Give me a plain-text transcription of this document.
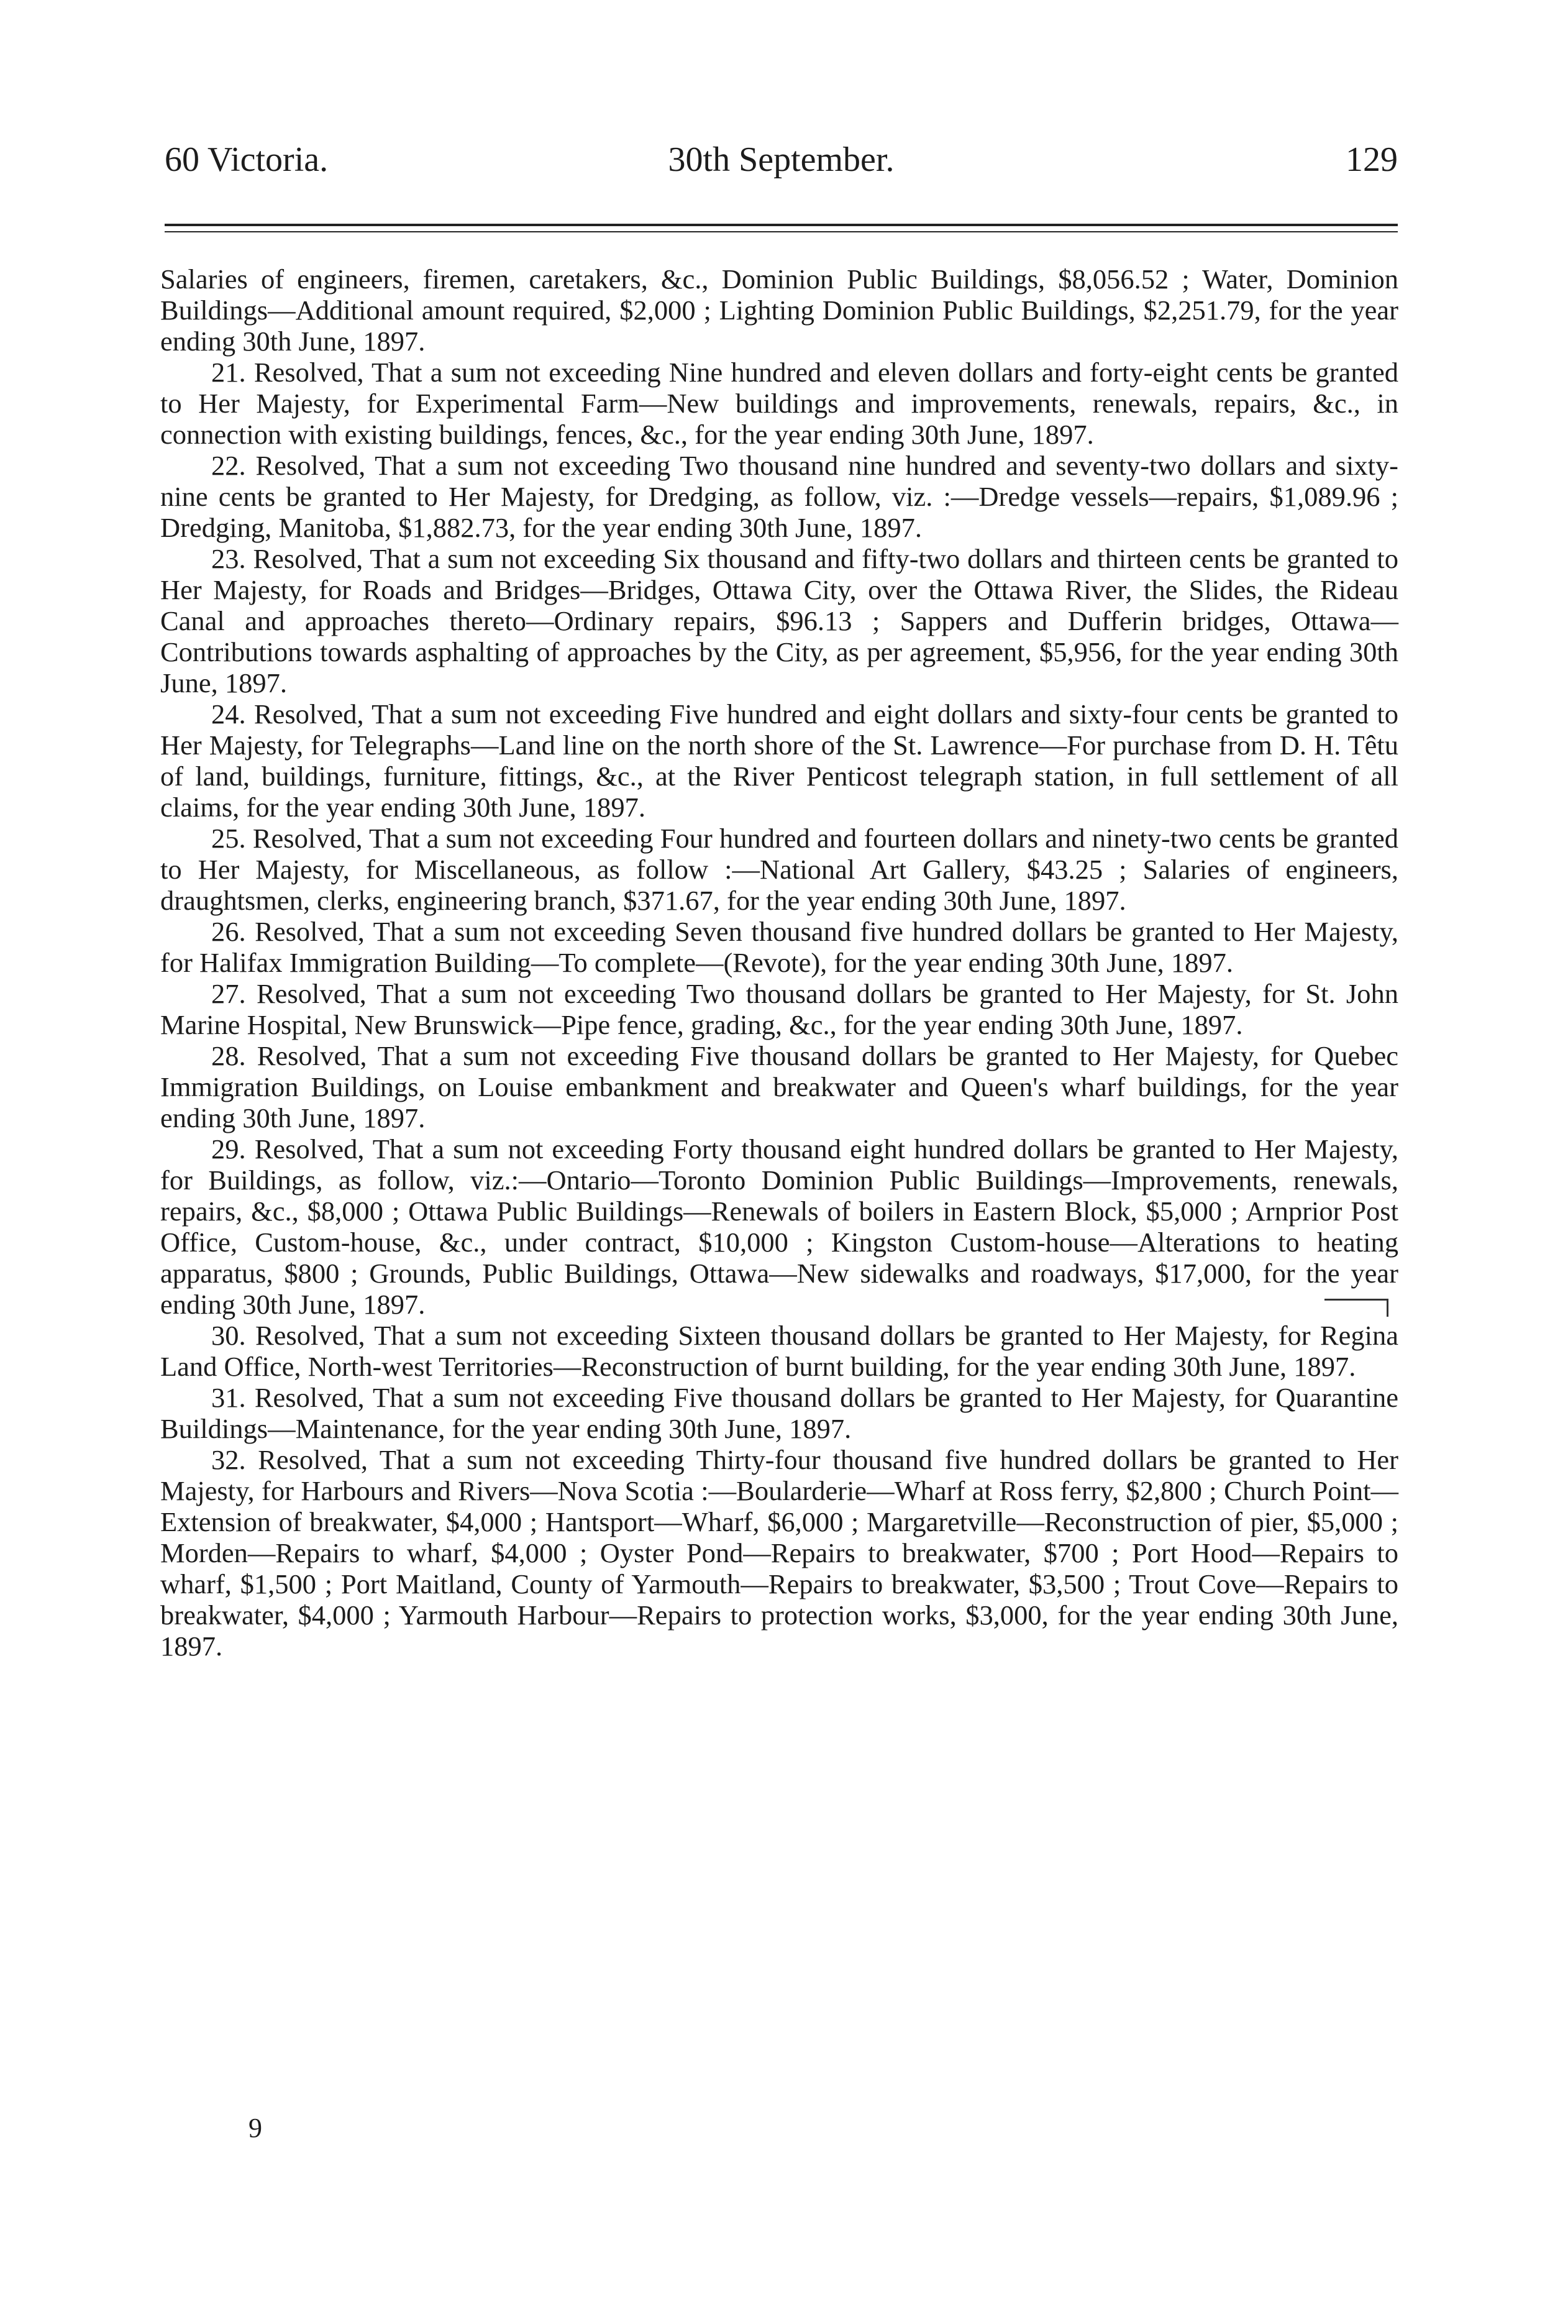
60 Victoria.	30th September.	129

Salaries of engineers, firemen, caretakers, &c., Dominion Public Buildings, $8,056.52 ; Water, Dominion Buildings—Additional amount required, $2,000 ; Lighting Dominion Public Buildings, $2,251.79, for the year ending 30th June, 1897.

21. Resolved, That a sum not exceeding Nine hundred and eleven dollars and forty-eight cents be granted to Her Majesty, for Experimental Farm—New buildings and improvements, renewals, repairs, &c., in connection with existing buildings, fences, &c., for the year ending 30th June, 1897.

22. Resolved, That a sum not exceeding Two thousand nine hundred and seventy-two dollars and sixty-nine cents be granted to Her Majesty, for Dredging, as follow, viz. :—Dredge vessels—repairs, $1,089.96 ; Dredging, Manitoba, $1,882.73, for the year ending 30th June, 1897.

23. Resolved, That a sum not exceeding Six thousand and fifty-two dollars and thirteen cents be granted to Her Majesty, for Roads and Bridges—Bridges, Ottawa City, over the Ottawa River, the Slides, the Rideau Canal and approaches thereto—Ordinary repairs, $96.13 ; Sappers and Dufferin bridges, Ottawa—Contributions towards asphalting of approaches by the City, as per agreement, $5,956, for the year ending 30th June, 1897.

24. Resolved, That a sum not exceeding Five hundred and eight dollars and sixty-four cents be granted to Her Majesty, for Telegraphs—Land line on the north shore of the St. Lawrence—For purchase from D. H. Têtu of land, buildings, furniture, fittings, &c., at the River Penticost telegraph station, in full settlement of all claims, for the year ending 30th June, 1897.

25. Resolved, That a sum not exceeding Four hundred and fourteen dollars and ninety-two cents be granted to Her Majesty, for Miscellaneous, as follow :—National Art Gallery, $43.25 ; Salaries of engineers, draughtsmen, clerks, engineering branch, $371.67, for the year ending 30th June, 1897.

26. Resolved, That a sum not exceeding Seven thousand five hundred dollars be granted to Her Majesty, for Halifax Immigration Building—To complete—(Revote), for the year ending 30th June, 1897.

27. Resolved, That a sum not exceeding Two thousand dollars be granted to Her Majesty, for St. John Marine Hospital, New Brunswick—Pipe fence, grading, &c., for the year ending 30th June, 1897.

28. Resolved, That a sum not exceeding Five thousand dollars be granted to Her Majesty, for Quebec Immigration Buildings, on Louise embankment and breakwater and Queen's wharf buildings, for the year ending 30th June, 1897.

29. Resolved, That a sum not exceeding Forty thousand eight hundred dollars be granted to Her Majesty, for Buildings, as follow, viz.:—Ontario—Toronto Dominion Public Buildings—Improvements, renewals, repairs, &c., $8,000 ; Ottawa Public Buildings—Renewals of boilers in Eastern Block, $5,000 ; Arnprior Post Office, Custom-house, &c., under contract, $10,000 ; Kingston Custom-house—Alterations to heating apparatus, $800 ; Grounds, Public Buildings, Ottawa—New sidewalks and roadways, $17,000, for the year ending 30th June, 1897.

30. Resolved, That a sum not exceeding Sixteen thousand dollars be granted to Her Majesty, for Regina Land Office, North-west Territories—Reconstruction of burnt building, for the year ending 30th June, 1897.

31. Resolved, That a sum not exceeding Five thousand dollars be granted to Her Majesty, for Quarantine Buildings—Maintenance, for the year ending 30th June, 1897.

32. Resolved, That a sum not exceeding Thirty-four thousand five hundred dollars be granted to Her Majesty, for Harbours and Rivers—Nova Scotia :—Boularderie—Wharf at Ross ferry, $2,800 ; Church Point—Extension of breakwater, $4,000 ; Hantsport—Wharf, $6,000 ; Margaretville—Reconstruction of pier, $5,000 ; Morden—Repairs to wharf, $4,000 ; Oyster Pond—Repairs to breakwater, $700 ; Port Hood—Repairs to wharf, $1,500 ; Port Maitland, County of Yarmouth—Repairs to breakwater, $3,500 ; Trout Cove—Repairs to breakwater, $4,000 ; Yarmouth Harbour—Repairs to protection works, $3,000, for the year ending 30th June, 1897.

9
__________
All of the material above needs to be restated exactly, with no pictures.

Give me a plain-text transcription of this document.
60 Victoria.	30th September.	129

Salaries of engineers, firemen, caretakers, &c., Dominion Public Buildings, $8,056.52 ; Water, Dominion Buildings—Additional amount required, $2,000 ; Lighting Dominion Public Buildings, $2,251.79, for the year ending 30th June, 1897.

21. Resolved, That a sum not exceeding Nine hundred and eleven dollars and forty-eight cents be granted to Her Majesty, for Experimental Farm—New buildings and improvements, renewals, repairs, &c., in connection with existing buildings, fences, &c., for the year ending 30th June, 1897.

22. Resolved, That a sum not exceeding Two thousand nine hundred and seventy-two dollars and sixty-nine cents be granted to Her Majesty, for Dredging, as follow, viz. :—Dredge vessels—repairs, $1,089.96 ; Dredging, Manitoba, $1,882.73, for the year ending 30th June, 1897.

23. Resolved, That a sum not exceeding Six thousand and fifty-two dollars and thirteen cents be granted to Her Majesty, for Roads and Bridges—Bridges, Ottawa City, over the Ottawa River, the Slides, the Rideau Canal and approaches thereto—Ordinary repairs, $96.13 ; Sappers and Dufferin bridges, Ottawa—Contributions towards asphalting of approaches by the City, as per agreement, $5,956, for the year ending 30th June, 1897.

24. Resolved, That a sum not exceeding Five hundred and eight dollars and sixty-four cents be granted to Her Majesty, for Telegraphs—Land line on the north shore of the St. Lawrence—For purchase from D. H. Têtu of land, buildings, furniture, fittings, &c., at the River Penticost telegraph station, in full settlement of all claims, for the year ending 30th June, 1897.

25. Resolved, That a sum not exceeding Four hundred and fourteen dollars and ninety-two cents be granted to Her Majesty, for Miscellaneous, as follow :—National Art Gallery, $43.25 ; Salaries of engineers, draughtsmen, clerks, engineering branch, $371.67, for the year ending 30th June, 1897.

26. Resolved, That a sum not exceeding Seven thousand five hundred dollars be granted to Her Majesty, for Halifax Immigration Building—To complete—(Revote), for the year ending 30th June, 1897.

27. Resolved, That a sum not exceeding Two thousand dollars be granted to Her Majesty, for St. John Marine Hospital, New Brunswick—Pipe fence, grading, &c., for the year ending 30th June, 1897.

28. Resolved, That a sum not exceeding Five thousand dollars be granted to Her Majesty, for Quebec Immigration Buildings, on Louise embankment and breakwater and Queen's wharf buildings, for the year ending 30th June, 1897.

29. Resolved, That a sum not exceeding Forty thousand eight hundred dollars be granted to Her Majesty, for Buildings, as follow, viz.:—Ontario—Toronto Dominion Public Buildings—Improvements, renewals, repairs, &c., $8,000 ; Ottawa Public Buildings—Renewals of boilers in Eastern Block, $5,000 ; Arnprior Post Office, Custom-house, &c., under contract, $10,000 ; Kingston Custom-house—Alterations to heating apparatus, $800 ; Grounds, Public Buildings, Ottawa—New sidewalks and roadways, $17,000, for the year ending 30th June, 1897.

30. Resolved, That a sum not exceeding Sixteen thousand dollars be granted to Her Majesty, for Regina Land Office, North-west Territories—Reconstruction of burnt building, for the year ending 30th June, 1897.

31. Resolved, That a sum not exceeding Five thousand dollars be granted to Her Majesty, for Quarantine Buildings—Maintenance, for the year ending 30th June, 1897.

32. Resolved, That a sum not exceeding Thirty-four thousand five hundred dollars be granted to Her Majesty, for Harbours and Rivers—Nova Scotia :—Boularderie—Wharf at Ross ferry, $2,800 ; Church Point—Extension of breakwater, $4,000 ; Hantsport—Wharf, $6,000 ; Margaretville—Reconstruction of pier, $5,000 ; Morden—Repairs to wharf, $4,000 ; Oyster Pond—Repairs to breakwater, $700 ; Port Hood—Repairs to wharf, $1,500 ; Port Maitland, County of Yarmouth—Repairs to breakwater, $3,500 ; Trout Cove—Repairs to breakwater, $4,000 ; Yarmouth Harbour—Repairs to protection works, $3,000, for the year ending 30th June, 1897.

9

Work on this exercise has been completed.